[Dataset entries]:

━━━━━━━━━━━━━━━━━━━━

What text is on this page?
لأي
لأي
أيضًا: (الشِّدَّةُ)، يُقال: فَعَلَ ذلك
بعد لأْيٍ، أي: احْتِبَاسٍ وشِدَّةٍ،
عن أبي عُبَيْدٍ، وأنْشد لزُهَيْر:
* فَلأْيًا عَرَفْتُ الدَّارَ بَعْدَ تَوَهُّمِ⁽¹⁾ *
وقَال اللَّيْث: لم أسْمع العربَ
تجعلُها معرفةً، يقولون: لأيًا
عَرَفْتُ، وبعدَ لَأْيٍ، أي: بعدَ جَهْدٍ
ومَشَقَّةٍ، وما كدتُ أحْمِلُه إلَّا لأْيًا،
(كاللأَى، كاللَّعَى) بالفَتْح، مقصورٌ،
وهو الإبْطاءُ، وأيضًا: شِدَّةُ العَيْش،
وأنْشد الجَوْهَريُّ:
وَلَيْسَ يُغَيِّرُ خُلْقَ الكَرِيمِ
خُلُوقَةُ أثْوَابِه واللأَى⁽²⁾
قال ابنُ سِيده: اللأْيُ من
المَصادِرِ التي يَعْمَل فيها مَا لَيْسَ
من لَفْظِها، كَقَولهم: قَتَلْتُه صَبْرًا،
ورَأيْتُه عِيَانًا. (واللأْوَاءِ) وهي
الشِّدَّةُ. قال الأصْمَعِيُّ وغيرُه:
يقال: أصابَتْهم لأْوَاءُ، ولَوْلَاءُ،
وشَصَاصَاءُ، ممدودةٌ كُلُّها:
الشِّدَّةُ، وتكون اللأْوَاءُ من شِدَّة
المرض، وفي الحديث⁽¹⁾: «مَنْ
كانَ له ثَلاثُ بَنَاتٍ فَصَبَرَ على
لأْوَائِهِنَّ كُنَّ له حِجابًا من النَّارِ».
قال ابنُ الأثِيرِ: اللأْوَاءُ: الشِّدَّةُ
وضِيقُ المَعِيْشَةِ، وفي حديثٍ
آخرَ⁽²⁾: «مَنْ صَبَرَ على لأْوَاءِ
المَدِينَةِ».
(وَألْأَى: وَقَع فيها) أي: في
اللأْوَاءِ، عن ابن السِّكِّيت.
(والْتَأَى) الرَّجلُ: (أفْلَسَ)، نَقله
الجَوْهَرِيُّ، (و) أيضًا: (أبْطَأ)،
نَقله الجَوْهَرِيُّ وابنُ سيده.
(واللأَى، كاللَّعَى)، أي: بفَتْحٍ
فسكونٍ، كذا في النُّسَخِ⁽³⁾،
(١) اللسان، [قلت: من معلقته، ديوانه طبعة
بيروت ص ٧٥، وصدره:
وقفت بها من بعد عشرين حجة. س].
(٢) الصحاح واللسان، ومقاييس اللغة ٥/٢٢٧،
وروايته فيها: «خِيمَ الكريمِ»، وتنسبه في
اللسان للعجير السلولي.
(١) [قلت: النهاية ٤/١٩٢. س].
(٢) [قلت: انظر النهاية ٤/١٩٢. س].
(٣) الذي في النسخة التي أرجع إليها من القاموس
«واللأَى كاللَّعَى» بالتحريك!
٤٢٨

━━━━━━━━━━━━━━━━━━━━

[To be done]:
Return all of the entries word for word.

[Task solution]:
What text is on this page?
لأي
لأي
أيضًا: (الشِّدَّةُ)، يُقال: فَعَلَ ذلك
بعد لأْيٍ، أي: احْتِبَاسٍ وشِدَّةٍ،
عن أبي عُبَيْدٍ، وأنْشد لزُهَيْر:
* فَلأْيًا عَرَفْتُ الدَّارَ بَعْدَ تَوَهُّمِ⁽¹⁾ *
وقَال اللَّيْث: لم أسْمع العربَ
تجعلُها معرفةً، يقولون: لأيًا
عَرَفْتُ، وبعدَ لَأْيٍ، أي: بعدَ جَهْدٍ
ومَشَقَّةٍ، وما كدتُ أحْمِلُه إلَّا لأْيًا،
(كاللأَى، كاللَّعَى) بالفَتْح، مقصورٌ،
وهو الإبْطاءُ، وأيضًا: شِدَّةُ العَيْش،
وأنْشد الجَوْهَريُّ:
وَلَيْسَ يُغَيِّرُ خُلْقَ الكَرِيمِ
خُلُوقَةُ أثْوَابِه واللأَى⁽²⁾
قال ابنُ سِيده: اللأْيُ من
المَصادِرِ التي يَعْمَل فيها مَا لَيْسَ
من لَفْظِها، كَقَولهم: قَتَلْتُه صَبْرًا،
ورَأيْتُه عِيَانًا. (واللأْوَاءِ) وهي
الشِّدَّةُ. قال الأصْمَعِيُّ وغيرُه:
يقال: أصابَتْهم لأْوَاءُ، ولَوْلَاءُ،
وشَصَاصَاءُ، ممدودةٌ كُلُّها:
الشِّدَّةُ، وتكون اللأْوَاءُ من شِدَّة
المرض، وفي الحديث⁽¹⁾: «مَنْ
كانَ له ثَلاثُ بَنَاتٍ فَصَبَرَ على
لأْوَائِهِنَّ كُنَّ له حِجابًا من النَّارِ».
قال ابنُ الأثِيرِ: اللأْوَاءُ: الشِّدَّةُ
وضِيقُ المَعِيْشَةِ، وفي حديثٍ
آخرَ⁽²⁾: «مَنْ صَبَرَ على لأْوَاءِ
المَدِينَةِ».
(وَألْأَى: وَقَع فيها) أي: في
اللأْوَاءِ، عن ابن السِّكِّيت.
(والْتَأَى) الرَّجلُ: (أفْلَسَ)، نَقله
الجَوْهَرِيُّ، (و) أيضًا: (أبْطَأ)،
نَقله الجَوْهَرِيُّ وابنُ سيده.
(واللأَى، كاللَّعَى)، أي: بفَتْحٍ
فسكونٍ، كذا في النُّسَخِ⁽³⁾،
(١) اللسان، [قلت: من معلقته، ديوانه طبعة
بيروت ص ٧٥، وصدره:
وقفت بها من بعد عشرين حجة. س].
(٢) الصحاح واللسان، ومقاييس اللغة ٥/٢٢٧،
وروايته فيها: «خِيمَ الكريمِ»، وتنسبه في
اللسان للعجير السلولي.
(١) [قلت: النهاية ٤/١٩٢. س].
(٢) [قلت: انظر النهاية ٤/١٩٢. س].
(٣) الذي في النسخة التي أرجع إليها من القاموس
«واللأَى كاللَّعَى» بالتحريك!
٤٢٨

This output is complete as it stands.